▶
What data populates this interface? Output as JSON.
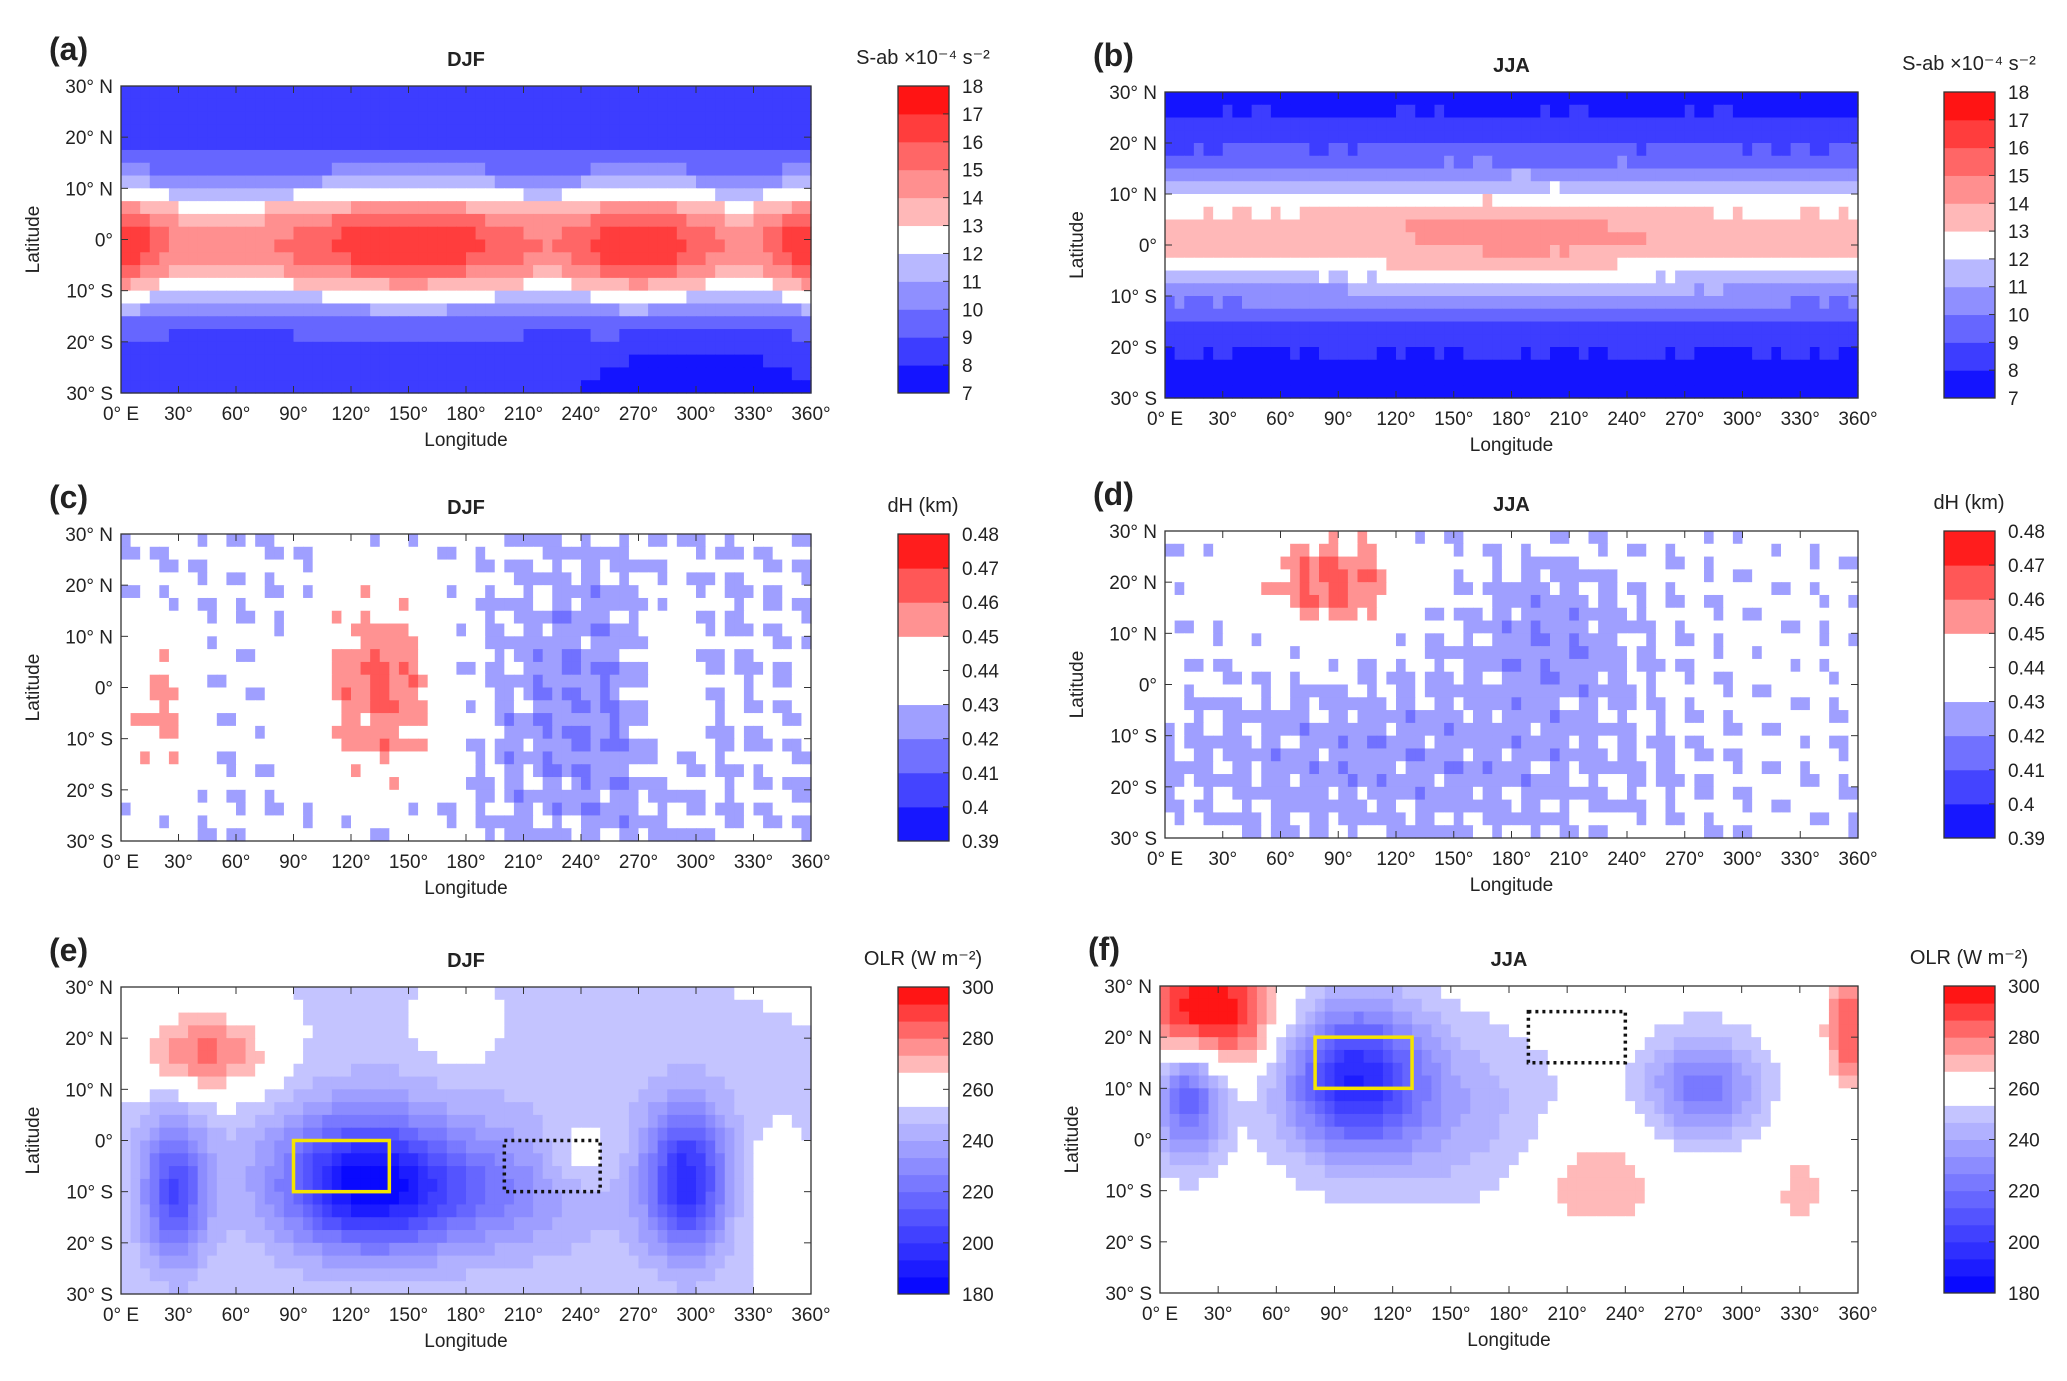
{
  "chart_data": [
    {
      "panel": "(a)",
      "title": "DJF",
      "type": "heatmap",
      "field": "sab_djf",
      "xlabel": "Longitude",
      "ylabel": "Latitude",
      "xticks": [
        "0° E",
        "30°",
        "60°",
        "90°",
        "120°",
        "150°",
        "180°",
        "210°",
        "240°",
        "270°",
        "300°",
        "330°",
        "360°"
      ],
      "yticks": [
        "30° N",
        "20° N",
        "10° N",
        "0°",
        "10° S",
        "20° S",
        "30° S"
      ],
      "xlim": [
        0,
        360
      ],
      "ylim": [
        -30,
        30
      ],
      "colorbar": {
        "title": "S-ab ×10⁻⁴ s⁻²",
        "min": 7,
        "max": 18,
        "bands": 11,
        "white": [
          12,
          13
        ],
        "ticks": [
          "18",
          "17",
          "16",
          "15",
          "14",
          "13",
          "12",
          "11",
          "10",
          "9",
          "8",
          "7"
        ]
      },
      "boxes": []
    },
    {
      "panel": "(b)",
      "title": "JJA",
      "type": "heatmap",
      "field": "sab_jja",
      "xlabel": "Longitude",
      "ylabel": "Latitude",
      "xticks": [
        "0° E",
        "30°",
        "60°",
        "90°",
        "120°",
        "150°",
        "180°",
        "210°",
        "240°",
        "270°",
        "300°",
        "330°",
        "360°"
      ],
      "yticks": [
        "30° N",
        "20° N",
        "10° N",
        "0°",
        "10° S",
        "20° S",
        "30° S"
      ],
      "xlim": [
        0,
        360
      ],
      "ylim": [
        -30,
        30
      ],
      "colorbar": {
        "title": "S-ab ×10⁻⁴ s⁻²",
        "min": 7,
        "max": 18,
        "bands": 11,
        "white": [
          12,
          13
        ],
        "ticks": [
          "18",
          "17",
          "16",
          "15",
          "14",
          "13",
          "12",
          "11",
          "10",
          "9",
          "8",
          "7"
        ]
      },
      "boxes": []
    },
    {
      "panel": "(c)",
      "title": "DJF",
      "type": "heatmap",
      "field": "dh_djf",
      "xlabel": "Longitude",
      "ylabel": "Latitude",
      "xticks": [
        "0° E",
        "30°",
        "60°",
        "90°",
        "120°",
        "150°",
        "180°",
        "210°",
        "240°",
        "270°",
        "300°",
        "330°",
        "360°"
      ],
      "yticks": [
        "30° N",
        "20° N",
        "10° N",
        "0°",
        "10° S",
        "20° S",
        "30° S"
      ],
      "xlim": [
        0,
        360
      ],
      "ylim": [
        -30,
        30
      ],
      "colorbar": {
        "title": "dH (km)",
        "min": 0.39,
        "max": 0.48,
        "bands": 9,
        "white": [
          0.435,
          0.445
        ],
        "ticks": [
          "0.48",
          "0.47",
          "0.46",
          "0.45",
          "0.44",
          "0.43",
          "0.42",
          "0.41",
          "0.4",
          "0.39"
        ]
      },
      "boxes": []
    },
    {
      "panel": "(d)",
      "title": "JJA",
      "type": "heatmap",
      "field": "dh_jja",
      "xlabel": "Longitude",
      "ylabel": "Latitude",
      "xticks": [
        "0° E",
        "30°",
        "60°",
        "90°",
        "120°",
        "150°",
        "180°",
        "210°",
        "240°",
        "270°",
        "300°",
        "330°",
        "360°"
      ],
      "yticks": [
        "30° N",
        "20° N",
        "10° N",
        "0°",
        "10° S",
        "20° S",
        "30° S"
      ],
      "xlim": [
        0,
        360
      ],
      "ylim": [
        -30,
        30
      ],
      "colorbar": {
        "title": "dH (km)",
        "min": 0.39,
        "max": 0.48,
        "bands": 9,
        "white": [
          0.435,
          0.445
        ],
        "ticks": [
          "0.48",
          "0.47",
          "0.46",
          "0.45",
          "0.44",
          "0.43",
          "0.42",
          "0.41",
          "0.4",
          "0.39"
        ]
      },
      "boxes": []
    },
    {
      "panel": "(e)",
      "title": "DJF",
      "type": "heatmap",
      "field": "olr_djf",
      "xlabel": "Longitude",
      "ylabel": "Latitude",
      "xticks": [
        "0° E",
        "30°",
        "60°",
        "90°",
        "120°",
        "150°",
        "180°",
        "210°",
        "240°",
        "270°",
        "300°",
        "330°",
        "360°"
      ],
      "yticks": [
        "30° N",
        "20° N",
        "10° N",
        "0°",
        "10° S",
        "20° S",
        "30° S"
      ],
      "xlim": [
        0,
        360
      ],
      "ylim": [
        -30,
        30
      ],
      "colorbar": {
        "title": "OLR (W m⁻²)",
        "min": 180,
        "max": 300,
        "bands": 18,
        "white": [
          253,
          267
        ],
        "ticks": [
          "300",
          "280",
          "260",
          "240",
          "220",
          "200",
          "180"
        ]
      },
      "boxes": [
        {
          "style": "solid",
          "color": "#f5e400",
          "lon": [
            90,
            140
          ],
          "lat": [
            -10,
            0
          ]
        },
        {
          "style": "dotted",
          "color": "#111111",
          "lon": [
            200,
            250
          ],
          "lat": [
            -10,
            0
          ]
        }
      ]
    },
    {
      "panel": "(f)",
      "title": "JJA",
      "type": "heatmap",
      "field": "olr_jja",
      "xlabel": "Longitude",
      "ylabel": "Latitude",
      "xticks": [
        "0° E",
        "30°",
        "60°",
        "90°",
        "120°",
        "150°",
        "180°",
        "210°",
        "240°",
        "270°",
        "300°",
        "330°",
        "360°"
      ],
      "yticks": [
        "30° N",
        "20° N",
        "10° N",
        "0°",
        "10° S",
        "20° S",
        "30° S"
      ],
      "xlim": [
        0,
        360
      ],
      "ylim": [
        -30,
        30
      ],
      "colorbar": {
        "title": "OLR (W m⁻²)",
        "min": 180,
        "max": 300,
        "bands": 18,
        "white": [
          253,
          267
        ],
        "ticks": [
          "300",
          "280",
          "260",
          "240",
          "220",
          "200",
          "180"
        ]
      },
      "boxes": [
        {
          "style": "solid",
          "color": "#f5e400",
          "lon": [
            80,
            130
          ],
          "lat": [
            10,
            20
          ]
        },
        {
          "style": "dotted",
          "color": "#111111",
          "lon": [
            190,
            240
          ],
          "lat": [
            15,
            25
          ]
        }
      ]
    }
  ]
}
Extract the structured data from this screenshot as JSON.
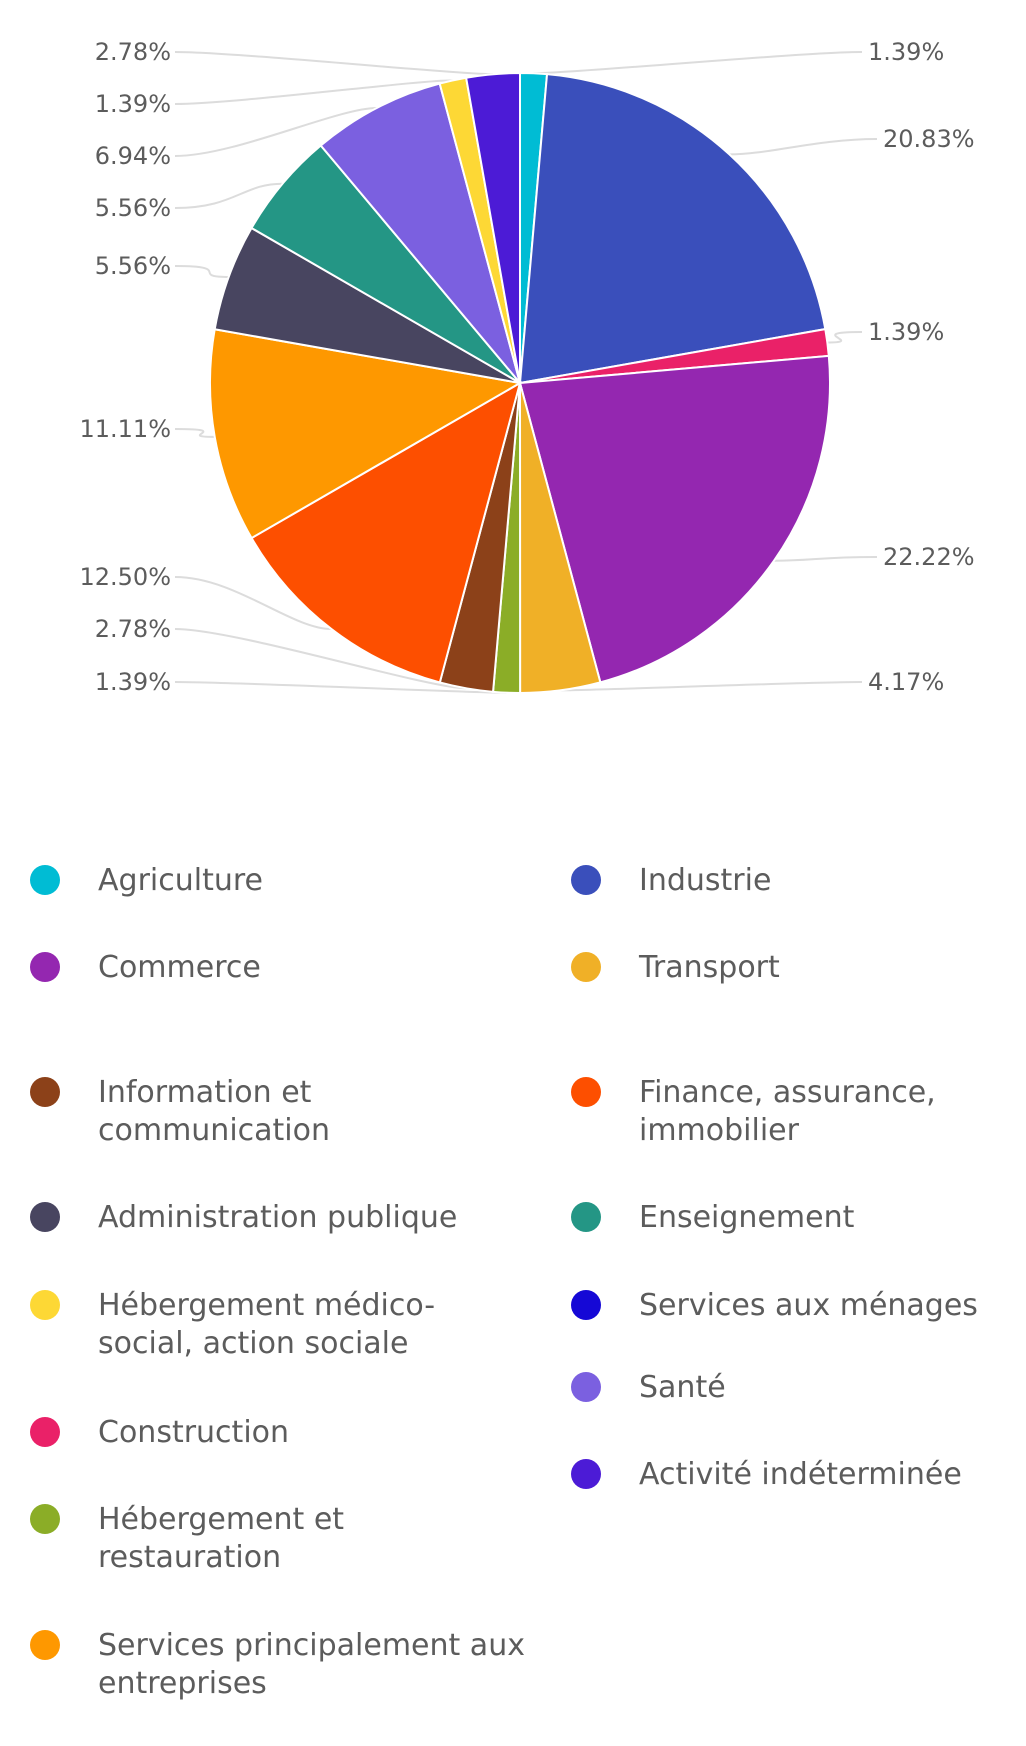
{
  "chart_data": {
    "type": "pie",
    "slices": [
      {
        "name": "Agriculture",
        "value": 1.39,
        "label": "1.39%",
        "color": "#00bcd4"
      },
      {
        "name": "Industrie",
        "value": 20.83,
        "label": "20.83%",
        "color": "#3a4fbb"
      },
      {
        "name": "Construction",
        "value": 1.39,
        "label": "1.39%",
        "color": "#ea2168"
      },
      {
        "name": "Commerce",
        "value": 22.22,
        "label": "22.22%",
        "color": "#9427b0"
      },
      {
        "name": "Transport",
        "value": 4.17,
        "label": "4.17%",
        "color": "#f0b027"
      },
      {
        "name": "Hébergement et restauration",
        "value": 1.39,
        "label": "1.39%",
        "color": "#8bad27"
      },
      {
        "name": "Information et communication",
        "value": 2.78,
        "label": "2.78%",
        "color": "#8c4119"
      },
      {
        "name": "Finance, assurance, immobilier",
        "value": 12.5,
        "label": "12.50%",
        "color": "#fd4f00"
      },
      {
        "name": "Services principalement aux entreprises",
        "value": 11.11,
        "label": "11.11%",
        "color": "#fe9800"
      },
      {
        "name": "Administration publique",
        "value": 5.56,
        "label": "5.56%",
        "color": "#484560"
      },
      {
        "name": "Enseignement",
        "value": 5.56,
        "label": "5.56%",
        "color": "#249685"
      },
      {
        "name": "Santé",
        "value": 6.94,
        "label": "6.94%",
        "color": "#7b60e0"
      },
      {
        "name": "Hébergement médico-social, action sociale",
        "value": 1.39,
        "label": "1.39%",
        "color": "#fdd835"
      },
      {
        "name": "Activité indéterminée",
        "value": 2.78,
        "label": "2.78%",
        "color": "#4c1bd6"
      }
    ],
    "legend": {
      "position": "bottom",
      "left_column": [
        {
          "label": "Agriculture",
          "color": "#00bcd4"
        },
        {
          "label": "Commerce",
          "color": "#9427b0"
        },
        {
          "label": "Information et communication",
          "color": "#8c4119"
        },
        {
          "label": "Administration publique",
          "color": "#484560"
        },
        {
          "label": "Hébergement médico-social, action sociale",
          "color": "#fdd835"
        },
        {
          "label": "Construction",
          "color": "#ea2168"
        },
        {
          "label": "Hébergement et restauration",
          "color": "#8bad27"
        },
        {
          "label": "Services principalement aux entreprises",
          "color": "#fe9800"
        }
      ],
      "right_column": [
        {
          "label": "Industrie",
          "color": "#3a4fbb"
        },
        {
          "label": "Transport",
          "color": "#f0b027"
        },
        {
          "label": "Finance, assurance, immobilier",
          "color": "#fd4f00"
        },
        {
          "label": "Enseignement",
          "color": "#249685"
        },
        {
          "label": "Services aux ménages",
          "color": "#1508d6"
        },
        {
          "label": "Santé",
          "color": "#7b60e0"
        },
        {
          "label": "Activité indéterminée",
          "color": "#4c1bd6"
        }
      ]
    }
  }
}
◀
- GIVEN EXERCISE: Scan the data above and copy every line with "Finance" in it.

- SOLUTION TO THIS TASK:
        "name": "Finance, assurance, immobilier",
          "label": "Finance, assurance, immobilier",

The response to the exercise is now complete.